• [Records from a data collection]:
+--

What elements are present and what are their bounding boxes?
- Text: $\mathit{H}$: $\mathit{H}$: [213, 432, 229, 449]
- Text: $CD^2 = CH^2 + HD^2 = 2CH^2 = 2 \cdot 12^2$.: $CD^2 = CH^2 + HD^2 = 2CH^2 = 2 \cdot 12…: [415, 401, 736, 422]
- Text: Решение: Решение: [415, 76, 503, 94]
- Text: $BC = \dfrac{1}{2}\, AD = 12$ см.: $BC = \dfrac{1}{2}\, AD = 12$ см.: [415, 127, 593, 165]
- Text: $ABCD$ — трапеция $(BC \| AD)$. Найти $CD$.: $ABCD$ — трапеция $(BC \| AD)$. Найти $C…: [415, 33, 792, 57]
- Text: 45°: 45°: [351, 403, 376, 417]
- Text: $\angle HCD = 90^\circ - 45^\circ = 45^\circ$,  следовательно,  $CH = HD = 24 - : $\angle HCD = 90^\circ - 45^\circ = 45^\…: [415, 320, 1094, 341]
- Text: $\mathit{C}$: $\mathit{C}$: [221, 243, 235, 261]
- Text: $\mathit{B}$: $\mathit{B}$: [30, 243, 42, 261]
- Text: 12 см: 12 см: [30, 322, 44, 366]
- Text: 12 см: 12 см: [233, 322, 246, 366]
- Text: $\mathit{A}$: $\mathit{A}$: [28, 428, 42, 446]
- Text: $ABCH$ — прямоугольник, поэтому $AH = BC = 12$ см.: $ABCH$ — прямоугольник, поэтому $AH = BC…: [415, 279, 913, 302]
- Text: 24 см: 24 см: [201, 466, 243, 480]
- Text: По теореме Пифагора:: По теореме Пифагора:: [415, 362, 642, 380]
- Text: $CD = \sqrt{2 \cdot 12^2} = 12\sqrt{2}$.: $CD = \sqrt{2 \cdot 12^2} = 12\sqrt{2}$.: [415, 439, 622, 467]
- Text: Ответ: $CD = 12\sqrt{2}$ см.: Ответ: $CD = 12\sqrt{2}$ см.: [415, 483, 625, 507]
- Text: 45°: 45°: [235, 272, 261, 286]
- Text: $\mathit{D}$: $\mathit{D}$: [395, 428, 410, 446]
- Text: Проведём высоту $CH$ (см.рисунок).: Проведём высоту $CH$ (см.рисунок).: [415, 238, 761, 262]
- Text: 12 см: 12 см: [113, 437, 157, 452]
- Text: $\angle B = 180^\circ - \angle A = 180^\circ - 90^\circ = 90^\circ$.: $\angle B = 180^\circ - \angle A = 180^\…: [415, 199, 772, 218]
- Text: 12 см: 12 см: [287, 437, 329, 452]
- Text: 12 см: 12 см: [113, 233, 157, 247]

+--

• [Written instruction]:
Count the lines of the data above that contain the string "sqrt", and reply with only that number.

• [Completed task]:
2